* BEGIN Extracted data *

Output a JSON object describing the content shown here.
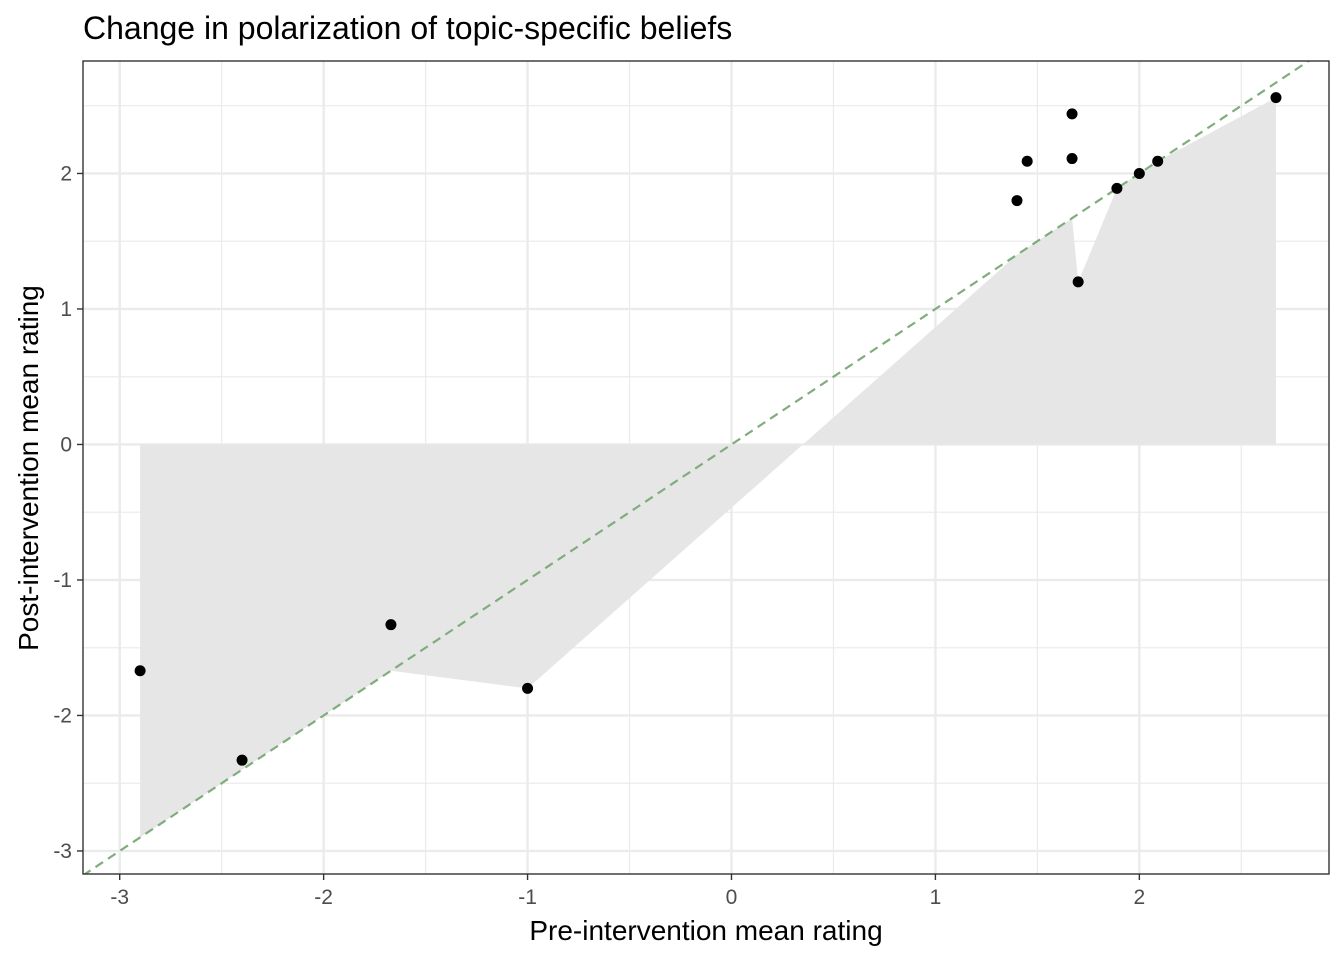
{
  "chart_data": {
    "type": "scatter",
    "title": "Change in polarization of topic-specific beliefs",
    "xlabel": "Pre-intervention mean rating",
    "ylabel": "Post-intervention mean rating",
    "xlim": [
      -3.18,
      2.93
    ],
    "ylim": [
      -3.17,
      2.83
    ],
    "x_ticks": [
      -3,
      -2,
      -1,
      0,
      1,
      2
    ],
    "y_ticks": [
      -3,
      -2,
      -1,
      0,
      1,
      2
    ],
    "x_tick_labels": [
      "-3",
      "-2",
      "-1",
      "0",
      "1",
      "2"
    ],
    "y_tick_labels": [
      "-3",
      "-2",
      "-1",
      "0",
      "1",
      "2"
    ],
    "grid": true,
    "theme": "black-and-white panel with light gray gridlines",
    "points": [
      {
        "x": -2.9,
        "y": -1.67
      },
      {
        "x": -2.4,
        "y": -2.33
      },
      {
        "x": -1.67,
        "y": -1.33
      },
      {
        "x": -1.0,
        "y": -1.8
      },
      {
        "x": 1.4,
        "y": 1.8
      },
      {
        "x": 1.45,
        "y": 2.09
      },
      {
        "x": 1.67,
        "y": 2.44
      },
      {
        "x": 1.67,
        "y": 2.11
      },
      {
        "x": 1.7,
        "y": 1.2
      },
      {
        "x": 1.89,
        "y": 1.89
      },
      {
        "x": 2.0,
        "y": 2.0
      },
      {
        "x": 2.09,
        "y": 2.09
      },
      {
        "x": 2.67,
        "y": 2.56
      }
    ],
    "shaded_region": {
      "description": "area between reference line and data path (up to y=0 baseline)",
      "color": "#e6e6e6",
      "polygon": [
        [
          -2.9,
          0
        ],
        [
          -2.9,
          -2.9
        ],
        [
          -2.4,
          -2.4
        ],
        [
          -1.67,
          -1.67
        ],
        [
          -1.0,
          -1.8
        ],
        [
          0.35,
          0
        ],
        [
          1.4,
          1.4
        ],
        [
          1.67,
          1.67
        ],
        [
          1.7,
          1.2
        ],
        [
          1.89,
          1.89
        ],
        [
          2.0,
          2.0
        ],
        [
          2.09,
          2.09
        ],
        [
          2.67,
          2.56
        ],
        [
          2.67,
          0
        ]
      ]
    },
    "reference_line": {
      "slope": 1,
      "intercept": 0,
      "style": "dashed",
      "color": "#7fad7c"
    },
    "point_color": "#000000",
    "panel_border_color": "#333333",
    "grid_color": "#ebebeb"
  }
}
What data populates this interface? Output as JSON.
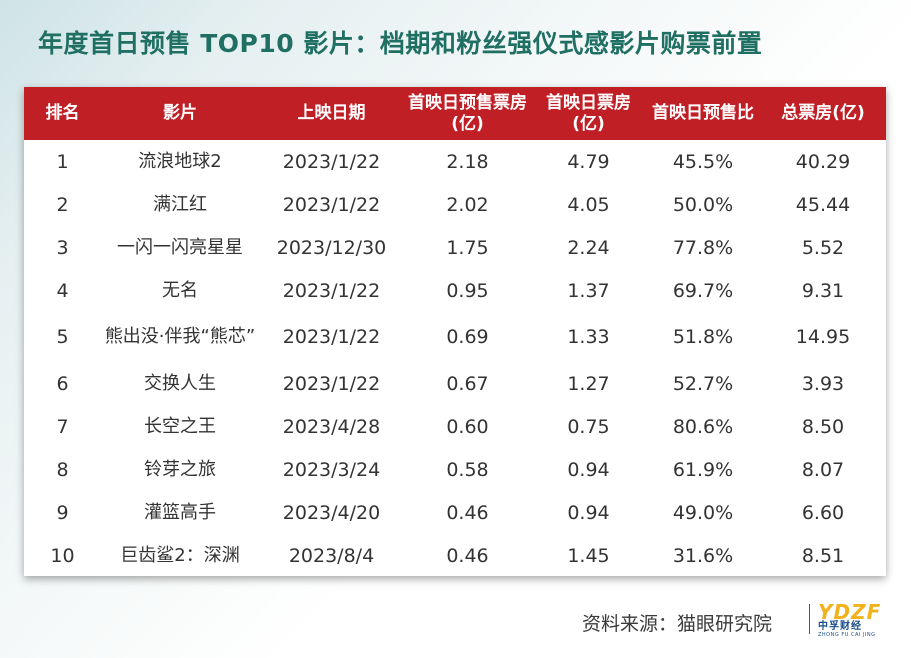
{
  "title": "年度首日预售 TOP10 影片：档期和粉丝强仪式感影片购票前置",
  "chart_data": {
    "type": "table",
    "columns": [
      "排名",
      "影片",
      "上映日期",
      "首映日预售票房(亿)",
      "首映日票房(亿)",
      "首映日预售比",
      "总票房(亿)"
    ],
    "rows": [
      {
        "rank": "1",
        "film": "流浪地球2",
        "date": "2023/1/22",
        "presale": "2.18",
        "first_day": "4.79",
        "ratio": "45.5%",
        "total": "40.29"
      },
      {
        "rank": "2",
        "film": "满江红",
        "date": "2023/1/22",
        "presale": "2.02",
        "first_day": "4.05",
        "ratio": "50.0%",
        "total": "45.44"
      },
      {
        "rank": "3",
        "film": "一闪一闪亮星星",
        "date": "2023/12/30",
        "presale": "1.75",
        "first_day": "2.24",
        "ratio": "77.8%",
        "total": "5.52"
      },
      {
        "rank": "4",
        "film": "无名",
        "date": "2023/1/22",
        "presale": "0.95",
        "first_day": "1.37",
        "ratio": "69.7%",
        "total": "9.31"
      },
      {
        "rank": "5",
        "film": "熊出没·伴我“熊芯”",
        "date": "2023/1/22",
        "presale": "0.69",
        "first_day": "1.33",
        "ratio": "51.8%",
        "total": "14.95"
      },
      {
        "rank": "6",
        "film": "交换人生",
        "date": "2023/1/22",
        "presale": "0.67",
        "first_day": "1.27",
        "ratio": "52.7%",
        "total": "3.93"
      },
      {
        "rank": "7",
        "film": "长空之王",
        "date": "2023/4/28",
        "presale": "0.60",
        "first_day": "0.75",
        "ratio": "80.6%",
        "total": "8.50"
      },
      {
        "rank": "8",
        "film": "铃芽之旅",
        "date": "2023/3/24",
        "presale": "0.58",
        "first_day": "0.94",
        "ratio": "61.9%",
        "total": "8.07"
      },
      {
        "rank": "9",
        "film": "灌篮高手",
        "date": "2023/4/20",
        "presale": "0.46",
        "first_day": "0.94",
        "ratio": "49.0%",
        "total": "6.60"
      },
      {
        "rank": "10",
        "film": "巨齿鲨2：深渊",
        "date": "2023/8/4",
        "presale": "0.46",
        "first_day": "1.45",
        "ratio": "31.6%",
        "total": "8.51"
      }
    ]
  },
  "footer": {
    "source": "资料来源：猫眼研究院",
    "logo_mark": "YDZF",
    "logo_cn": "中孚财经",
    "logo_en": "ZHONG FU CAI JING"
  },
  "colors": {
    "title": "#1f6f63",
    "header_bg": "#c11f26",
    "header_text": "#ffffff",
    "logo_yellow": "#f2b21c",
    "logo_blue": "#1b4f8a"
  }
}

* END Extracted data *

#### Task prompt
Return each full line of the entries that contains the word "JSON".

#### Final result
Output a JSON object describing the content shown here.
What data populates this interface? Output as JSON.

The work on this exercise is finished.